Given problem a: According to the travel letter, what kind of bicycle does the writer have this morning?

Supplied text:
[Start]

June 27, 2014

Things I would like to do when I am Away.


“Her heart sank into her shoes as she realized at last how much she wanted him. No matter what his past was, no matter what he had done. Which was not to say that she would ever let him know, but only that he moved her chemically more than anyone she had ever met, that all other men seemed pale beside him.” ~ F. Scott Fitzgerald


Our beginning has been literary. We write notes to one another but we have not kissed. And now I am half a world away, yet your notes reach me just as quickly, and my notes reach you just as quickly. I would like to continue to remember you from time to time as I travel, and write you new notes as if in arching gray graphite pencil as if on a scrap of paper. Here are these scraps of paper: they tell of my past relationships and chapters and bring you to now, so that you will know all of me and so that I may let go of all of me and leap into the unknown future with you, hand in hand.

I would like to add more offerings to this beginning as I continue to travel.


I am on the road. I am alone, surrounded by strangers, friendly strangers, friends. But you are with me, in your absence.

I would like to continue this lonely traveling, for it is rich.

This morning: an old heavy green military bicycle, a light-weight blue sweater, a light-colored blue cotton oxford dress shirt. My body is fit and ready, it is Summer again, and I have learned to ask questions and make conversation with strangers.

In my home country we are different—or perhaps it is this mode of traveling: here on the road it is not a bother to bother a stranger with small talk, or a question of directions. Or perhaps it is that they can tell I am different: I am a stranger and strangers see it and become friendly.

[End]

Given problem b: In the records below, copy out everything from the line containing "tag: 9016 xyxy=(252,688,277,699)" down to the line containing "pupil xyxy=(364,360,404,400)", including both of those lines.

[Layout entries based on images]
[Start]

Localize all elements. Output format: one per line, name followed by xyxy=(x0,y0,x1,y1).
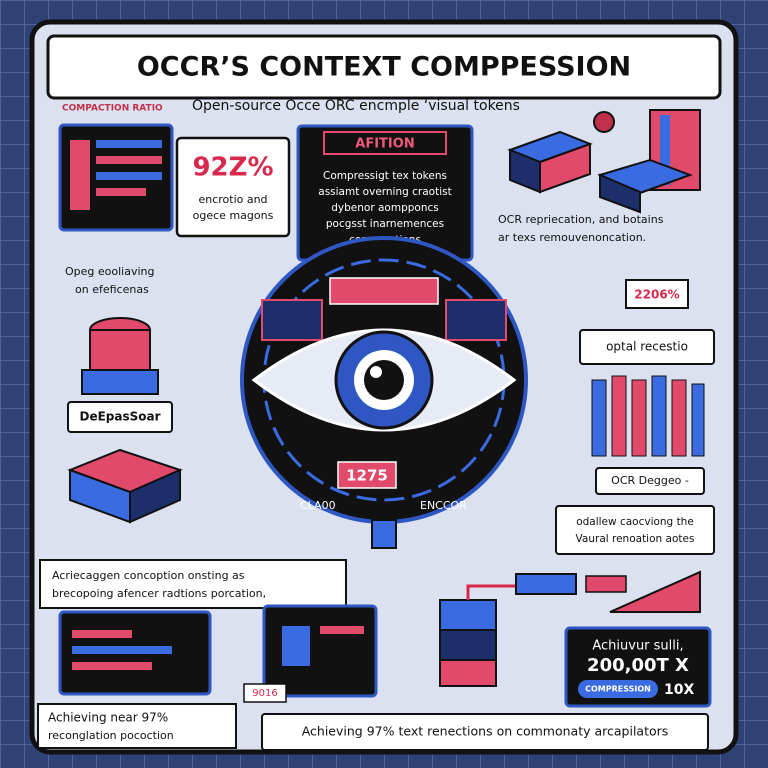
tag: 9016 xyxy=(252,688,277,699)
pill-text: COMPRESSION xyxy=(585,685,651,694)
screen-bar xyxy=(96,172,162,180)
right-note: ar texs remouvenoncation. xyxy=(498,231,646,244)
book-stack xyxy=(660,115,670,185)
ratio-box-value: 2206% xyxy=(634,288,679,302)
box xyxy=(129,468,181,524)
panel-card xyxy=(261,299,323,341)
cylinder xyxy=(81,369,159,395)
label-box xyxy=(579,329,715,365)
rising-bars xyxy=(609,570,701,613)
cylinder xyxy=(89,329,151,371)
title-bar xyxy=(46,34,722,100)
left-note: Opeg eooliaving xyxy=(65,265,155,278)
illustration-bar xyxy=(631,379,647,457)
connector xyxy=(585,575,627,593)
note-text: reconglation pocoction xyxy=(48,729,174,742)
note-box xyxy=(261,713,709,751)
note-text: Acriecaggen concoption onsting as xyxy=(52,569,245,582)
eye-right: ENCCOR xyxy=(420,499,467,512)
result-value: 200,00T X xyxy=(587,655,689,676)
screen-bar xyxy=(70,140,90,210)
cube xyxy=(599,173,641,214)
ratio-value: 92Z% xyxy=(192,153,273,183)
center-text: assiamt overning craotist xyxy=(318,186,451,198)
server xyxy=(439,599,497,631)
tag-box xyxy=(243,683,287,703)
ratio-text: encrotio and xyxy=(198,193,267,206)
pupil xyxy=(364,360,404,400)
note-text: Achieving near 97% xyxy=(48,711,168,725)
note-box xyxy=(555,505,715,555)
connector xyxy=(515,573,577,595)
illustration-bar xyxy=(671,379,687,457)
illustration-bar xyxy=(591,379,607,457)
note-box xyxy=(39,559,347,609)
screen-bar xyxy=(96,140,162,148)
note-box xyxy=(37,703,237,749)
note-text: Vaural renoation aotes xyxy=(576,533,695,545)
server xyxy=(439,629,497,661)
note-text: Achieving 97% text renections on commona… xyxy=(302,724,669,739)
center-text: pocgsst inarnemences xyxy=(326,218,444,230)
cube xyxy=(539,142,591,194)
label-box xyxy=(67,401,173,433)
stand xyxy=(371,519,397,549)
panel-card xyxy=(445,299,507,341)
bars-label: OCR Deggeo - xyxy=(611,474,689,487)
center-label: AFITION xyxy=(355,137,414,152)
screen-bar xyxy=(72,662,152,670)
bar-illustration xyxy=(591,375,705,457)
label-text: optal recestio xyxy=(606,340,688,354)
cable xyxy=(466,584,518,600)
monitor xyxy=(262,604,378,698)
center-text: dybenor aompponcs xyxy=(331,202,438,214)
screen-bar xyxy=(96,188,146,196)
eye-left: CLA00 xyxy=(300,499,336,512)
screen-bar xyxy=(320,626,364,634)
pill xyxy=(578,680,658,698)
title: OCCR’S CONTEXT COMPPESSION xyxy=(137,52,631,83)
gear xyxy=(593,111,615,133)
left-label: DeEpasSoar xyxy=(79,410,160,424)
subtitle: Open-source Occe ORC encmple ‘visual tok… xyxy=(192,98,520,114)
note-text: odallew caocviong the xyxy=(576,516,694,528)
ratio-box xyxy=(625,279,689,309)
panel-card xyxy=(329,277,439,305)
eye-value: 1275 xyxy=(346,467,388,485)
ratio-card xyxy=(175,136,291,238)
screen-bar xyxy=(72,630,132,638)
ratio-text: ogece magons xyxy=(193,209,274,222)
right-note: OCR repriecation, and botains xyxy=(498,213,664,226)
screen-bar xyxy=(96,156,162,164)
illustration-bar xyxy=(611,375,627,457)
highlight xyxy=(370,366,382,378)
eye-value-box xyxy=(337,461,397,489)
note-text: brecopoing afencer radtions porcation, xyxy=(52,587,266,600)
center-label-box xyxy=(323,131,447,155)
screen-bar xyxy=(72,646,172,654)
left-note: on efeficenas xyxy=(75,283,149,296)
illustration-bar xyxy=(691,383,705,457)
label-box xyxy=(595,467,705,495)
label: COMPACTION RATIO xyxy=(62,104,163,114)
result-factor: 10X xyxy=(664,682,694,698)
screen-bar xyxy=(282,626,310,666)
server xyxy=(439,659,497,687)
result-text: Achiuvur sulli, xyxy=(592,639,683,654)
center-text: Compressigt tex tokens xyxy=(323,170,447,182)
illustration-bar xyxy=(651,375,667,457)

[End]

Final answer a: An old, heavy, green military bicycle.

Final answer b:
tag: 9016 xyxy=(252,688,277,699)
pill-text: COMPRESSION xyxy=(585,685,651,694)
screen-bar xyxy=(96,172,162,180)
right-note: ar texs remouvenoncation. xyxy=(498,231,646,244)
book-stack xyxy=(660,115,670,185)
ratio-box-value: 2206% xyxy=(634,288,679,302)
box xyxy=(129,468,181,524)
panel-card xyxy=(261,299,323,341)
cylinder xyxy=(81,369,159,395)
label-box xyxy=(579,329,715,365)
rising-bars xyxy=(609,570,701,613)
cylinder xyxy=(89,329,151,371)
title-bar xyxy=(46,34,722,100)
left-note: Opeg eooliaving xyxy=(65,265,155,278)
illustration-bar xyxy=(631,379,647,457)
connector xyxy=(585,575,627,593)
note-text: reconglation pocoction xyxy=(48,729,174,742)
note-box xyxy=(261,713,709,751)
note-text: Acriecaggen concoption onsting as xyxy=(52,569,245,582)
eye-right: ENCCOR xyxy=(420,499,467,512)
result-value: 200,00T X xyxy=(587,655,689,676)
screen-bar xyxy=(70,140,90,210)
cube xyxy=(599,173,641,214)
ratio-value: 92Z% xyxy=(192,153,273,183)
center-text: assiamt overning craotist xyxy=(318,186,451,198)
server xyxy=(439,599,497,631)
tag-box xyxy=(243,683,287,703)
ratio-text: encrotio and xyxy=(198,193,267,206)
pupil xyxy=(364,360,404,400)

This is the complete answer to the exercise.